» Input data:
## begin

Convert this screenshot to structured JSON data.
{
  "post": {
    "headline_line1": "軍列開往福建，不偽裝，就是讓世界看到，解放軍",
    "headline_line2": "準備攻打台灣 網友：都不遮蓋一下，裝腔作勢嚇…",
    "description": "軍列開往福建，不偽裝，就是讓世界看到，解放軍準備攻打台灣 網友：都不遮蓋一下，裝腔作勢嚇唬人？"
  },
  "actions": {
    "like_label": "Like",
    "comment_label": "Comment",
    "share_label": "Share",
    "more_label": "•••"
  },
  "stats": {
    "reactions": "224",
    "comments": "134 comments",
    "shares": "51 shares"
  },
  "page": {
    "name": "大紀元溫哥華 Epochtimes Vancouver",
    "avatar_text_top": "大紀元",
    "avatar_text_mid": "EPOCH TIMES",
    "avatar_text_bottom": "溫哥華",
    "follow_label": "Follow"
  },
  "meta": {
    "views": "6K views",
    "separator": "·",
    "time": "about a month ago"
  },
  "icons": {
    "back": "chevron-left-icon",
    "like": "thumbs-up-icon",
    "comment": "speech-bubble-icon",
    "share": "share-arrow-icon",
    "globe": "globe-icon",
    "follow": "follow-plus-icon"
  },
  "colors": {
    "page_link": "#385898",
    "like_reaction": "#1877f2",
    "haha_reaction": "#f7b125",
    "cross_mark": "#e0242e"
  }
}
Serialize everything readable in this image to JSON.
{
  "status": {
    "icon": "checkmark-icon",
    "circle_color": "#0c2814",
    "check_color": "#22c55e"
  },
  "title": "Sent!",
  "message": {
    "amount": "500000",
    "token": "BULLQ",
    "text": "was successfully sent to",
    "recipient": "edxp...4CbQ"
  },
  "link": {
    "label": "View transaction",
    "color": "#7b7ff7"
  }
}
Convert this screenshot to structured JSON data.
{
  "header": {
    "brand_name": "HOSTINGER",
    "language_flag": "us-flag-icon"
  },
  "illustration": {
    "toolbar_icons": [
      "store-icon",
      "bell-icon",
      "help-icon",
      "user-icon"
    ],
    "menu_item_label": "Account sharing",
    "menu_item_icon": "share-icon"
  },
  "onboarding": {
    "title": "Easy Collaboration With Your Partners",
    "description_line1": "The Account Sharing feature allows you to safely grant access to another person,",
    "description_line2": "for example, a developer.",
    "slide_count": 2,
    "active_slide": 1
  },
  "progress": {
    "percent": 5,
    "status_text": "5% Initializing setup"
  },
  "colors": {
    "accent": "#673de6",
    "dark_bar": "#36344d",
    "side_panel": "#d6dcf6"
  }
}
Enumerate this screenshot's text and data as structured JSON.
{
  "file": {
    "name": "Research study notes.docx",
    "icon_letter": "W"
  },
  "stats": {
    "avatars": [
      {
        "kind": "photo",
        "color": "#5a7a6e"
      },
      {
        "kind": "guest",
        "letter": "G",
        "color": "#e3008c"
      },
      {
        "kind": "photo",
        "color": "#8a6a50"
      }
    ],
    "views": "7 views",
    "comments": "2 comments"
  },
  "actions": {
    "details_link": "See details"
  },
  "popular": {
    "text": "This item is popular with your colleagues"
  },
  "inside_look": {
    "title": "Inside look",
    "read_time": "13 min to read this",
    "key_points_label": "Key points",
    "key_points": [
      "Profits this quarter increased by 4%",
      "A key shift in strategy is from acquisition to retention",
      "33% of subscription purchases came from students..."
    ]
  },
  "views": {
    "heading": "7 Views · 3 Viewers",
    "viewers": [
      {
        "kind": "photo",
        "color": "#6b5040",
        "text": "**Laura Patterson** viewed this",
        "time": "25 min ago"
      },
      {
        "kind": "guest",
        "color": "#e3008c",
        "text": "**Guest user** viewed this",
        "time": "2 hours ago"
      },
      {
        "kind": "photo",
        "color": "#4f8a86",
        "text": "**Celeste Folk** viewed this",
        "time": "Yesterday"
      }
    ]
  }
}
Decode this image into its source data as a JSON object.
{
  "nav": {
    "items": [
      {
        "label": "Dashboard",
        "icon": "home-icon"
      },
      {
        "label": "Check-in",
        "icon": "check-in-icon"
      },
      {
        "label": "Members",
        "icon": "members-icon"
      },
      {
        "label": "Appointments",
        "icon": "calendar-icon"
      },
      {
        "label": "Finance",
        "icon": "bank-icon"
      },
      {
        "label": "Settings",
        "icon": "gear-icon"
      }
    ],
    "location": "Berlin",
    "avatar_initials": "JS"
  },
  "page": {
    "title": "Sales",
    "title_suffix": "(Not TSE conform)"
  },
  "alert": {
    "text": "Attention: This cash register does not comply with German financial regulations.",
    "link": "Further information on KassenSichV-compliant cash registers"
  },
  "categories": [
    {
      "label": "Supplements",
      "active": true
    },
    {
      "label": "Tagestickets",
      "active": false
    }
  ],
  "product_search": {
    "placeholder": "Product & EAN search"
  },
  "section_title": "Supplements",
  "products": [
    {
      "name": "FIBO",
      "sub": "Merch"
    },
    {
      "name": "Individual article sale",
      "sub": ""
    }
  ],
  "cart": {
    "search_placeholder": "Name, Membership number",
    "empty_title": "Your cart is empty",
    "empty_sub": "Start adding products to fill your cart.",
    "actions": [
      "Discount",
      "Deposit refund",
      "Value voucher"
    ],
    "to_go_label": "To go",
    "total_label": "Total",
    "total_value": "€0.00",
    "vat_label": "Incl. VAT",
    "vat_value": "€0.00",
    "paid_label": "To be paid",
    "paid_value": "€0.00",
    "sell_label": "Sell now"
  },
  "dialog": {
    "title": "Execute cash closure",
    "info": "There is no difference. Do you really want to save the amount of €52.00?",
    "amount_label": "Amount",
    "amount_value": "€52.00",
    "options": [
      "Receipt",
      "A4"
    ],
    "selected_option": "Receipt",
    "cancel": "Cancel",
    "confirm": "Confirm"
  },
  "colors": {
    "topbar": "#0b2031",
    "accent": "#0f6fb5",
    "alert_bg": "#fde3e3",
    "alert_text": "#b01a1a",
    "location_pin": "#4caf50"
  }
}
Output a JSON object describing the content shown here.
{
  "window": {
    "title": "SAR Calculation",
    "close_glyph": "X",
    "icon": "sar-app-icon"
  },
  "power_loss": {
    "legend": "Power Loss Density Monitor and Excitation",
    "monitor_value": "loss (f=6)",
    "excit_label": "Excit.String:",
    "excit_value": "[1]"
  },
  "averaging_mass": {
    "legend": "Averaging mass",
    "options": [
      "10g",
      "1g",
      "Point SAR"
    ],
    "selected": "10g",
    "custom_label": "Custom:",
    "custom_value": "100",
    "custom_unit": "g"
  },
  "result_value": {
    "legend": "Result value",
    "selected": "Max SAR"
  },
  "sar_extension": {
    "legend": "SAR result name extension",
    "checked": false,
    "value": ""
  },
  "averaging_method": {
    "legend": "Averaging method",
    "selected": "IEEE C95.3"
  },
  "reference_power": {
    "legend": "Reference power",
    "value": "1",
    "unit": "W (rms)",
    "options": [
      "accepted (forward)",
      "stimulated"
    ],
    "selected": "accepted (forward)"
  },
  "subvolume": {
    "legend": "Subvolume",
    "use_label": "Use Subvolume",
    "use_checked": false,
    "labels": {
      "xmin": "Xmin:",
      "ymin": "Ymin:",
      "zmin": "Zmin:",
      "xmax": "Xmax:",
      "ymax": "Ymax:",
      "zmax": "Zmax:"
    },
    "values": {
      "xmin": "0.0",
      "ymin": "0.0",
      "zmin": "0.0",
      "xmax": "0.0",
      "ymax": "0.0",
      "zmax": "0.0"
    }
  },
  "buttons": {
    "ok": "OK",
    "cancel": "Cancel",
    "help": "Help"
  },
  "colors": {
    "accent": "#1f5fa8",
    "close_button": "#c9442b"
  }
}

## end

» Problem to work on: Copy out each record exactly as given, omitting none.

» The answer:
Convert this screenshot to structured JSON data.
{
  "post": {
    "headline_line1": "軍列開往福建，不偽裝，就是讓世界看到，解放軍",
    "headline_line2": "準備攻打台灣 網友：都不遮蓋一下，裝腔作勢嚇…",
    "description": "軍列開往福建，不偽裝，就是讓世界看到，解放軍準備攻打台灣 網友：都不遮蓋一下，裝腔作勢嚇唬人？"
  },
  "actions": {
    "like_label": "Like",
    "comment_label": "Comment",
    "share_label": "Share",
    "more_label": "•••"
  },
  "stats": {
    "reactions": "224",
    "comments": "134 comments",
    "shares": "51 shares"
  },
  "page": {
    "name": "大紀元溫哥華 Epochtimes Vancouver",
    "avatar_text_top": "大紀元",
    "avatar_text_mid": "EPOCH TIMES",
    "avatar_text_bottom": "溫哥華",
    "follow_label": "Follow"
  },
  "meta": {
    "views": "6K views",
    "separator": "·",
    "time": "about a month ago"
  },
  "icons": {
    "back": "chevron-left-icon",
    "like": "thumbs-up-icon",
    "comment": "speech-bubble-icon",
    "share": "share-arrow-icon",
    "globe": "globe-icon",
    "follow": "follow-plus-icon"
  },
  "colors": {
    "page_link": "#385898",
    "like_reaction": "#1877f2",
    "haha_reaction": "#f7b125",
    "cross_mark": "#e0242e"
  }
}
Serialize everything readable in this image to JSON.
{
  "status": {
    "icon": "checkmark-icon",
    "circle_color": "#0c2814",
    "check_color": "#22c55e"
  },
  "title": "Sent!",
  "message": {
    "amount": "500000",
    "token": "BULLQ",
    "text": "was successfully sent to",
    "recipient": "edxp...4CbQ"
  },
  "link": {
    "label": "View transaction",
    "color": "#7b7ff7"
  }
}
Convert this screenshot to structured JSON data.
{
  "header": {
    "brand_name": "HOSTINGER",
    "language_flag": "us-flag-icon"
  },
  "illustration": {
    "toolbar_icons": [
      "store-icon",
      "bell-icon",
      "help-icon",
      "user-icon"
    ],
    "menu_item_label": "Account sharing",
    "menu_item_icon": "share-icon"
  },
  "onboarding": {
    "title": "Easy Collaboration With Your Partners",
    "description_line1": "The Account Sharing feature allows you to safely grant access to another person,",
    "description_line2": "for example, a developer.",
    "slide_count": 2,
    "active_slide": 1
  },
  "progress": {
    "percent": 5,
    "status_text": "5% Initializing setup"
  },
  "colors": {
    "accent": "#673de6",
    "dark_bar": "#36344d",
    "side_panel": "#d6dcf6"
  }
}
Enumerate this screenshot's text and data as structured JSON.
{
  "file": {
    "name": "Research study notes.docx",
    "icon_letter": "W"
  },
  "stats": {
    "avatars": [
      {
        "kind": "photo",
        "color": "#5a7a6e"
      },
      {
        "kind": "guest",
        "letter": "G",
        "color": "#e3008c"
      },
      {
        "kind": "photo",
        "color": "#8a6a50"
      }
    ],
    "views": "7 views",
    "comments": "2 comments"
  },
  "actions": {
    "details_link": "See details"
  },
  "popular": {
    "text": "This item is popular with your colleagues"
  },
  "inside_look": {
    "title": "Inside look",
    "read_time": "13 min to read this",
    "key_points_label": "Key points",
    "key_points": [
      "Profits this quarter increased by 4%",
      "A key shift in strategy is from acquisition to retention",
      "33% of subscription purchases came from students..."
    ]
  },
  "views": {
    "heading": "7 Views · 3 Viewers",
    "viewers": [
      {
        "kind": "photo",
        "color": "#6b5040",
        "text": "**Laura Patterson** viewed this",
        "time": "25 min ago"
      },
      {
        "kind": "guest",
        "color": "#e3008c",
        "text": "**Guest user** viewed this",
        "time": "2 hours ago"
      },
      {
        "kind": "photo",
        "color": "#4f8a86",
        "text": "**Celeste Folk** viewed this",
        "time": "Yesterday"
      }
    ]
  }
}
Decode this image into its source data as a JSON object.
{
  "nav": {
    "items": [
      {
        "label": "Dashboard",
        "icon": "home-icon"
      },
      {
        "label": "Check-in",
        "icon": "check-in-icon"
      },
      {
        "label": "Members",
        "icon": "members-icon"
      },
      {
        "label": "Appointments",
        "icon": "calendar-icon"
      },
      {
        "label": "Finance",
        "icon": "bank-icon"
      },
      {
        "label": "Settings",
        "icon": "gear-icon"
      }
    ],
    "location": "Berlin",
    "avatar_initials": "JS"
  },
  "page": {
    "title": "Sales",
    "title_suffix": "(Not TSE conform)"
  },
  "alert": {
    "text": "Attention: This cash register does not comply with German financial regulations.",
    "link": "Further information on KassenSichV-compliant cash registers"
  },
  "categories": [
    {
      "label": "Supplements",
      "active": true
    },
    {
      "label": "Tagestickets",
      "active": false
    }
  ],
  "product_search": {
    "placeholder": "Product & EAN search"
  },
  "section_title": "Supplements",
  "products": [
    {
      "name": "FIBO",
      "sub": "Merch"
    },
    {
      "name": "Individual article sale",
      "sub": ""
    }
  ],
  "cart": {
    "search_placeholder": "Name, Membership number",
    "empty_title": "Your cart is empty",
    "empty_sub": "Start adding products to fill your cart.",
    "actions": [
      "Discount",
      "Deposit refund",
      "Value voucher"
    ],
    "to_go_label": "To go",
    "total_label": "Total",
    "total_value": "€0.00",
    "vat_label": "Incl. VAT",
    "vat_value": "€0.00",
    "paid_label": "To be paid",
    "paid_value": "€0.00",
    "sell_label": "Sell now"
  },
  "dialog": {
    "title": "Execute cash closure",
    "info": "There is no difference. Do you really want to save the amount of €52.00?",
    "amount_label": "Amount",
    "amount_value": "€52.00",
    "options": [
      "Receipt",
      "A4"
    ],
    "selected_option": "Receipt",
    "cancel": "Cancel",
    "confirm": "Confirm"
  },
  "colors": {
    "topbar": "#0b2031",
    "accent": "#0f6fb5",
    "alert_bg": "#fde3e3",
    "alert_text": "#b01a1a",
    "location_pin": "#4caf50"
  }
}
Output a JSON object describing the content shown here.
{
  "window": {
    "title": "SAR Calculation",
    "close_glyph": "X",
    "icon": "sar-app-icon"
  },
  "power_loss": {
    "legend": "Power Loss Density Monitor and Excitation",
    "monitor_value": "loss (f=6)",
    "excit_label": "Excit.String:",
    "excit_value": "[1]"
  },
  "averaging_mass": {
    "legend": "Averaging mass",
    "options": [
      "10g",
      "1g",
      "Point SAR"
    ],
    "selected": "10g",
    "custom_label": "Custom:",
    "custom_value": "100",
    "custom_unit": "g"
  },
  "result_value": {
    "legend": "Result value",
    "selected": "Max SAR"
  },
  "sar_extension": {
    "legend": "SAR result name extension",
    "checked": false,
    "value": ""
  },
  "averaging_method": {
    "legend": "Averaging method",
    "selected": "IEEE C95.3"
  },
  "reference_power": {
    "legend": "Reference power",
    "value": "1",
    "unit": "W (rms)",
    "options": [
      "accepted (forward)",
      "stimulated"
    ],
    "selected": "accepted (forward)"
  },
  "subvolume": {
    "legend": "Subvolume",
    "use_label": "Use Subvolume",
    "use_checked": false,
    "labels": {
      "xmin": "Xmin:",
      "ymin": "Ymin:",
      "zmin": "Zmin:",
      "xmax": "Xmax:",
      "ymax": "Ymax:",
      "zmax": "Zmax:"
    },
    "values": {
      "xmin": "0.0",
      "ymin": "0.0",
      "zmin": "0.0",
      "xmax": "0.0",
      "ymax": "0.0",
      "zmax": "0.0"
    }
  },
  "buttons": {
    "ok": "OK",
    "cancel": "Cancel",
    "help": "Help"
  },
  "colors": {
    "accent": "#1f5fa8",
    "close_button": "#c9442b"
  }
}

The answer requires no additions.